» Short problem: Extract the lines that carry the string "class" from the listing.

» Material provided:
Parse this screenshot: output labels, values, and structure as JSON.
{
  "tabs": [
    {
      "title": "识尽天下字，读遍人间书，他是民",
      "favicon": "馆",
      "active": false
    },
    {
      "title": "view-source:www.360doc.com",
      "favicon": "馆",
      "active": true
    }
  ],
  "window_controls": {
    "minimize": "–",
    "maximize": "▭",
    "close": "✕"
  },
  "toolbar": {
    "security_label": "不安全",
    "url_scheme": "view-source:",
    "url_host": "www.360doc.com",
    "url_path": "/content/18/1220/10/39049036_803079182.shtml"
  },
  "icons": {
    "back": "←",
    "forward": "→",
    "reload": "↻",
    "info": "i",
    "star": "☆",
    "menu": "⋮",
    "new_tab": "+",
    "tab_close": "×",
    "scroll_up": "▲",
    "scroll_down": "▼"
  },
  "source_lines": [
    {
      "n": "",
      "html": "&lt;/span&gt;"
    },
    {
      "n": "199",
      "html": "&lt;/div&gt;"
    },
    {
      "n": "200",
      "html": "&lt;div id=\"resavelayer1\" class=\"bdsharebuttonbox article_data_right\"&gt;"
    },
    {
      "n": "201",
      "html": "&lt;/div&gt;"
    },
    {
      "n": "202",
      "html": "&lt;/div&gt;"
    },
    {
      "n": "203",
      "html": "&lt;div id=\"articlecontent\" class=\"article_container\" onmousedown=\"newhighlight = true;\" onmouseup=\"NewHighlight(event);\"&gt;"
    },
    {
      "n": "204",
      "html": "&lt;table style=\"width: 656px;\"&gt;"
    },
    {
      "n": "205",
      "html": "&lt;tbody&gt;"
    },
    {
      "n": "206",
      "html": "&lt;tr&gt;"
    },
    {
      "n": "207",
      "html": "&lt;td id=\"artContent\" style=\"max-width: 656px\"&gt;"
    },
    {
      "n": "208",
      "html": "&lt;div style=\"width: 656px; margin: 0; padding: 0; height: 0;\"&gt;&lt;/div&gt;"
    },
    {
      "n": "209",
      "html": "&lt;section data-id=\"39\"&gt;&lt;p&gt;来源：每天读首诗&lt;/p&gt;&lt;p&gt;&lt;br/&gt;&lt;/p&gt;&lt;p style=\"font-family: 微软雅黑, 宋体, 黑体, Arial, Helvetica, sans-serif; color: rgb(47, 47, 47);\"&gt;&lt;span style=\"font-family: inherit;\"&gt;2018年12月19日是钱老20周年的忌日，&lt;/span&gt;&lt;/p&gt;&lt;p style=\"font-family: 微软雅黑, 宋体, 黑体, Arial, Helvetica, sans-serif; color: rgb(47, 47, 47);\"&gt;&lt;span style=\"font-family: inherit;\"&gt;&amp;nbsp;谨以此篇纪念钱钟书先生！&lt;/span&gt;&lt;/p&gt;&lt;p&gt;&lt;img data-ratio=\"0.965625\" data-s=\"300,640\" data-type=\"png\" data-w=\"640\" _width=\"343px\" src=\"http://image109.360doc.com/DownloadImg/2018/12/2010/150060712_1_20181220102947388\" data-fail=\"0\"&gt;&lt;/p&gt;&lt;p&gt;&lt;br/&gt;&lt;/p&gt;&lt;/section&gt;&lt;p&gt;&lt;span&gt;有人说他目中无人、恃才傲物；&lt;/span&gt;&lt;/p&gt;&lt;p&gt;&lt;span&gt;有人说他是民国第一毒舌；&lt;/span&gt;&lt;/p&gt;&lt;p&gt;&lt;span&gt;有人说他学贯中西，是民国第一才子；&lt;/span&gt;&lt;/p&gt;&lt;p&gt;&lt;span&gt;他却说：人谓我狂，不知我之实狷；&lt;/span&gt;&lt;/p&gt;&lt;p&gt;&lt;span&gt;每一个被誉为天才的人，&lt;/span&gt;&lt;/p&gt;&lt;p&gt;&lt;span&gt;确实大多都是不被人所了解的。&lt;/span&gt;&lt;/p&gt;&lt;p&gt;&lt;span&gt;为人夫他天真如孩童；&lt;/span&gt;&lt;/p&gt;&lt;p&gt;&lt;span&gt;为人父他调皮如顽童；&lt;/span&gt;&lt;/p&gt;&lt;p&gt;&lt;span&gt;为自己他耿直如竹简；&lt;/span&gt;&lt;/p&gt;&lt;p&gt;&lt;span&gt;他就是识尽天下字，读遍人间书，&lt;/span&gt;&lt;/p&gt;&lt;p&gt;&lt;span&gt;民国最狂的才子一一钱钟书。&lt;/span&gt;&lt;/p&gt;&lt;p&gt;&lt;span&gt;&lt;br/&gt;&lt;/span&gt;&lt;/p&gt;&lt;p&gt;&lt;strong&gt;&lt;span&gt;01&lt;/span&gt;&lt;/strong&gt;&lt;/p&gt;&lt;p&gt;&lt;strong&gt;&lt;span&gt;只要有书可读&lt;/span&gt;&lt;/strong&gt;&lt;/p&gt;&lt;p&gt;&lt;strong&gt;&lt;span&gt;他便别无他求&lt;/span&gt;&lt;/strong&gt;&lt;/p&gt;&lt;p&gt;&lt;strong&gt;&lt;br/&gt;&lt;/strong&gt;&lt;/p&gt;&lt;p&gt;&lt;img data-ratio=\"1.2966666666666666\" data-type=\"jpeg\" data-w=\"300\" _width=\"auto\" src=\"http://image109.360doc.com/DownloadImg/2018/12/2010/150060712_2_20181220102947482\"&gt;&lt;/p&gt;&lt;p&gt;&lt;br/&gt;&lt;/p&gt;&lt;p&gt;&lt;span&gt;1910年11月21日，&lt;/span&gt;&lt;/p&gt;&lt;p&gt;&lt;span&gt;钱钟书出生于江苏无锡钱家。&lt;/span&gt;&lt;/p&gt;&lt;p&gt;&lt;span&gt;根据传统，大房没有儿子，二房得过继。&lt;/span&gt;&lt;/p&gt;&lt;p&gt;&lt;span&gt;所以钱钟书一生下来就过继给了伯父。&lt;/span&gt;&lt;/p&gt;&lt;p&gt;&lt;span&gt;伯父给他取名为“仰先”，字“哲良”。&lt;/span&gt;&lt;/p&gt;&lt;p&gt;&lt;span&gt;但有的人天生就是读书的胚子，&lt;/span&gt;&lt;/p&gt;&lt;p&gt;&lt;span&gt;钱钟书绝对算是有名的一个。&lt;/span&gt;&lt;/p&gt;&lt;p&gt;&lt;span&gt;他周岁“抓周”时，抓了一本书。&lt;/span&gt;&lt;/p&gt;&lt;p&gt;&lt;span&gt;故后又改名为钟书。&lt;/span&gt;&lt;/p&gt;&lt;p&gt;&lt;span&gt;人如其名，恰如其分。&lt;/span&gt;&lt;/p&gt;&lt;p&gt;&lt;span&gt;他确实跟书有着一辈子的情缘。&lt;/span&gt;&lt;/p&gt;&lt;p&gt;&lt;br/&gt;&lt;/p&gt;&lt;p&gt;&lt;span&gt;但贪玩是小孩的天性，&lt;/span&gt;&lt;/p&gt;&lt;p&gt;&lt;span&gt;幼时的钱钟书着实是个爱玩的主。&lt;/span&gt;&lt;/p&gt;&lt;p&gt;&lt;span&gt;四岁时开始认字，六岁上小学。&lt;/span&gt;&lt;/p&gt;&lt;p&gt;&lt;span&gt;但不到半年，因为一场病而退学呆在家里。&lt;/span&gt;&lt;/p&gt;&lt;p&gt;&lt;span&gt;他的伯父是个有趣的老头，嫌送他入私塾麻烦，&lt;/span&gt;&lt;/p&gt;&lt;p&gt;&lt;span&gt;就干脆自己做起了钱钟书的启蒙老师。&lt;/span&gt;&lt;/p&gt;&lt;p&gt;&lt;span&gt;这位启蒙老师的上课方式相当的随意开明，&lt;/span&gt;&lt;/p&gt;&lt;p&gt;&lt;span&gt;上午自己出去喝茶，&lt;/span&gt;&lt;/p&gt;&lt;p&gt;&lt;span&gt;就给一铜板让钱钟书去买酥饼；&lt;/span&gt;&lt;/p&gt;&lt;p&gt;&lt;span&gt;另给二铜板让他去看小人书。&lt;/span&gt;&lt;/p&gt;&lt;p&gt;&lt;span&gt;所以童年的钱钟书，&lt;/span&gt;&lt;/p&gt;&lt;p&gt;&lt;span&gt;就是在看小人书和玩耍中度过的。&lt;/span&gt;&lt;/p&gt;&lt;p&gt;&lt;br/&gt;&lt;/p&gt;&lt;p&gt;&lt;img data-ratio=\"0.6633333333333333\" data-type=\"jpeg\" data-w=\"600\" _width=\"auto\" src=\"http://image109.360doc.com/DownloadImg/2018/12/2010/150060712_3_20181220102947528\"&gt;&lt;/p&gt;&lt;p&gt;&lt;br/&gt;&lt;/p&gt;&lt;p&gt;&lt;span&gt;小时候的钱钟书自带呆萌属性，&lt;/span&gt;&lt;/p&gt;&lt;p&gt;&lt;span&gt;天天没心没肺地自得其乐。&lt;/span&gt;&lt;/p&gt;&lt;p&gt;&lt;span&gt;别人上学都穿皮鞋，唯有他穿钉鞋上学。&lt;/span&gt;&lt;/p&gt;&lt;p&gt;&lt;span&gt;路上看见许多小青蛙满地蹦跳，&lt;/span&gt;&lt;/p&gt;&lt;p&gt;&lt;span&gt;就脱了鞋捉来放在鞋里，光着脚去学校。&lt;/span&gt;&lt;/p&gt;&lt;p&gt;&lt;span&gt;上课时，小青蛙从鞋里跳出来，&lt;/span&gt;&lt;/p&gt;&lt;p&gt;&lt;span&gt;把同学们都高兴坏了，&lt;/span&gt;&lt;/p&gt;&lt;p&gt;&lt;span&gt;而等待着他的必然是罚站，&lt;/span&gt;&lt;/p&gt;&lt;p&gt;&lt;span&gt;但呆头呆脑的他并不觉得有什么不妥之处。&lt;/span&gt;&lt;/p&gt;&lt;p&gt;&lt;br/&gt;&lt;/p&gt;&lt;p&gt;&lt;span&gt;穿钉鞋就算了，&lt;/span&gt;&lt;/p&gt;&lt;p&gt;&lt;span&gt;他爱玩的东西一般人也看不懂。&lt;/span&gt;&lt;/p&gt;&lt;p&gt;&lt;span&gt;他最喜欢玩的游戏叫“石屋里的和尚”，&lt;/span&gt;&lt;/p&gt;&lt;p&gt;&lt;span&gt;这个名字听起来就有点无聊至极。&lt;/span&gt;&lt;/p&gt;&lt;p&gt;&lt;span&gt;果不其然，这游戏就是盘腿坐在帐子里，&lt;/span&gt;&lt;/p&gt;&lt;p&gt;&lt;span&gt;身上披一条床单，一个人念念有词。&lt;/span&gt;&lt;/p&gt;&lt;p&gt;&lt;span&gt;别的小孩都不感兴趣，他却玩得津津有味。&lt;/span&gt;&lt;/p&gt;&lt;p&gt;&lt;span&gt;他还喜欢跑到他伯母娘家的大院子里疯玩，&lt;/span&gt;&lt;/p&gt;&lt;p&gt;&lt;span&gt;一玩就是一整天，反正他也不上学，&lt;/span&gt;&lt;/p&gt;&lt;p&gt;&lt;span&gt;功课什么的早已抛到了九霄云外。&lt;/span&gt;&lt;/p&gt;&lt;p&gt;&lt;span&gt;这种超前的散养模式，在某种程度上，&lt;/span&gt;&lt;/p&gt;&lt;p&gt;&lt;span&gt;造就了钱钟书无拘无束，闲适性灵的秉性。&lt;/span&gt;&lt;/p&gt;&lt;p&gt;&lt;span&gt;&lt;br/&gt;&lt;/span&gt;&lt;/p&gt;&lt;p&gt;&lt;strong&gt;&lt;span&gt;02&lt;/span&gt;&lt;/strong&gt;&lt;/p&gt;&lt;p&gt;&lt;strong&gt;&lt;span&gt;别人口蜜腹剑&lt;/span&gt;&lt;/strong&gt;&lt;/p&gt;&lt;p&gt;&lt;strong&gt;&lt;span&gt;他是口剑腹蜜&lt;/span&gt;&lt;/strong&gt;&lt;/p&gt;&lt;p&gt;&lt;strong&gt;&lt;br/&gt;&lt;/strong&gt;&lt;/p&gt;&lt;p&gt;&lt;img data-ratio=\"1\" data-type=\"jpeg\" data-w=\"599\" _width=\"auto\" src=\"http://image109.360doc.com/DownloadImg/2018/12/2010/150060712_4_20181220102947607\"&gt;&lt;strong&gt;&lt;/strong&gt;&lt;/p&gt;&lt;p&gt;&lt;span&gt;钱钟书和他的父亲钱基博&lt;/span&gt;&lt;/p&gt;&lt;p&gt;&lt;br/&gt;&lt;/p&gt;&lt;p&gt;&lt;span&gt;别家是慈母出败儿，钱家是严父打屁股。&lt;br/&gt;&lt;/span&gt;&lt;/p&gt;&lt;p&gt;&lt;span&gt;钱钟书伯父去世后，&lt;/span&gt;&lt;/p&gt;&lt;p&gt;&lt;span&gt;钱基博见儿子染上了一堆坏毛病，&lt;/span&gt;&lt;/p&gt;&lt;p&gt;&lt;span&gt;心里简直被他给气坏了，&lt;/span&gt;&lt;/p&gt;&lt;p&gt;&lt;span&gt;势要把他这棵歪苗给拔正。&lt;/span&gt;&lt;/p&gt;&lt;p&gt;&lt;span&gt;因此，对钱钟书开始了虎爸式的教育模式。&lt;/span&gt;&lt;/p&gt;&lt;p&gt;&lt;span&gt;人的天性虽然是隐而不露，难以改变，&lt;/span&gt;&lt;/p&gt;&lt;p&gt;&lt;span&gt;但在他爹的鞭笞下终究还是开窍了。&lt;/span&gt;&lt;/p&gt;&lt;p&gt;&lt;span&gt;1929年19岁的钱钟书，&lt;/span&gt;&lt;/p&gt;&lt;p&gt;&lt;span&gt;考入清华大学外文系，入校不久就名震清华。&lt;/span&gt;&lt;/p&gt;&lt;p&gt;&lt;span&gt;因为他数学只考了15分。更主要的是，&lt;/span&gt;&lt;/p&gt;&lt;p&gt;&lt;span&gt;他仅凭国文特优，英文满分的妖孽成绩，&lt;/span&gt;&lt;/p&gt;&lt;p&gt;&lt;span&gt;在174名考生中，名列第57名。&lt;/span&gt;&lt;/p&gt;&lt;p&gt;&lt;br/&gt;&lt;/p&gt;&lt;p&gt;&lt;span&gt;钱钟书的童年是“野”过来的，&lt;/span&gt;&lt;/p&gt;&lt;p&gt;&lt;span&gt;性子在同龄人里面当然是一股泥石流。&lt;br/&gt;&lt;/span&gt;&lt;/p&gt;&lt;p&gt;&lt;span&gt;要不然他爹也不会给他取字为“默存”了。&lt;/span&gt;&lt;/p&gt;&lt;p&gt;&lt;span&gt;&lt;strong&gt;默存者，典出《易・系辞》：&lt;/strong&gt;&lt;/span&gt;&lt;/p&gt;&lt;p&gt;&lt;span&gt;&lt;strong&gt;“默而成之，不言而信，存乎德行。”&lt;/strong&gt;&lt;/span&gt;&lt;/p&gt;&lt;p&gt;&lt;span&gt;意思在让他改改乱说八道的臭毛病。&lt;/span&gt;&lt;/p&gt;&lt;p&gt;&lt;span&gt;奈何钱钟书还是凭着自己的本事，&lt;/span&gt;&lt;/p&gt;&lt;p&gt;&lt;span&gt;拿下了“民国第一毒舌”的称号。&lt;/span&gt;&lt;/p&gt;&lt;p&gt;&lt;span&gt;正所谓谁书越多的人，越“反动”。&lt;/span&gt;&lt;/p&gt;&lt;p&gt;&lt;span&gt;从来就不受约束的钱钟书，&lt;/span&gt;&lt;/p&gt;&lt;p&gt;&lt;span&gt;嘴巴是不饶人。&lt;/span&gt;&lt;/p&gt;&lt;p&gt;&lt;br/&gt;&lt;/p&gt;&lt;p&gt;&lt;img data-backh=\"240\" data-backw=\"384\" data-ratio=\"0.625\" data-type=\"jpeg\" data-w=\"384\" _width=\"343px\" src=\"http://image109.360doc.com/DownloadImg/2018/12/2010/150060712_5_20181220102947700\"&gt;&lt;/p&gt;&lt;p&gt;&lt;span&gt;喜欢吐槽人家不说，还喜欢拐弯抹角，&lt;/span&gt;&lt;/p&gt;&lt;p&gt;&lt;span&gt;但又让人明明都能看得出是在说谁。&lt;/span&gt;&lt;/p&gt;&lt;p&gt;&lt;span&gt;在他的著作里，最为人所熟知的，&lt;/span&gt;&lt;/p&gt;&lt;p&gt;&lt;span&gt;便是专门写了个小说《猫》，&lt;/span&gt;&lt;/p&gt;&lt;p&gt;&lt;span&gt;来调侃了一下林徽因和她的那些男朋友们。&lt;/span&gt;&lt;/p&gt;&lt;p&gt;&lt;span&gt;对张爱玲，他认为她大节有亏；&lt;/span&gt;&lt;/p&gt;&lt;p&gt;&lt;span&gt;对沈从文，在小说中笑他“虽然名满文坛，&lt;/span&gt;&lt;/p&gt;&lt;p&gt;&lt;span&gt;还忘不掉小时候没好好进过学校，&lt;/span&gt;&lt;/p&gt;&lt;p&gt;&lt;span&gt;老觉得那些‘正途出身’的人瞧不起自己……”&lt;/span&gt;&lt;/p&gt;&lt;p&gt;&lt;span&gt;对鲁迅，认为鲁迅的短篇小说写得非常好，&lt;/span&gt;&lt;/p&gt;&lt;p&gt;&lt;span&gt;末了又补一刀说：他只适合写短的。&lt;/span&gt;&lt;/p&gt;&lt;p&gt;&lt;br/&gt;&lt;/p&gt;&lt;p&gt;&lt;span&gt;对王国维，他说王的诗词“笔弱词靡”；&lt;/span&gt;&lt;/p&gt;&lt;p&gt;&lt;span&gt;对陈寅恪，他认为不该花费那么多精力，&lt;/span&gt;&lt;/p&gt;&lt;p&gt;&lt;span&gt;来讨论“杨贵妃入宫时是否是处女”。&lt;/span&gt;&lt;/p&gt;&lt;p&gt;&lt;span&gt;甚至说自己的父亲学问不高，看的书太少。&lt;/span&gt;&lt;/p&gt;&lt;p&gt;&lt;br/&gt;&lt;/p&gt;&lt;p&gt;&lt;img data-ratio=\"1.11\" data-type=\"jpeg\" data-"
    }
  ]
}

» Solved problem:
      "html": "&lt;div id=\"resavelayer1\" class=\"bdsharebuttonbox article_data_right\"&gt;"
      "html": "&lt;div id=\"articlecontent\" class=\"article_container\" onmousedown=\"newhighlight = true;\" onmouseup=\"NewHighlight(event);\"&gt;"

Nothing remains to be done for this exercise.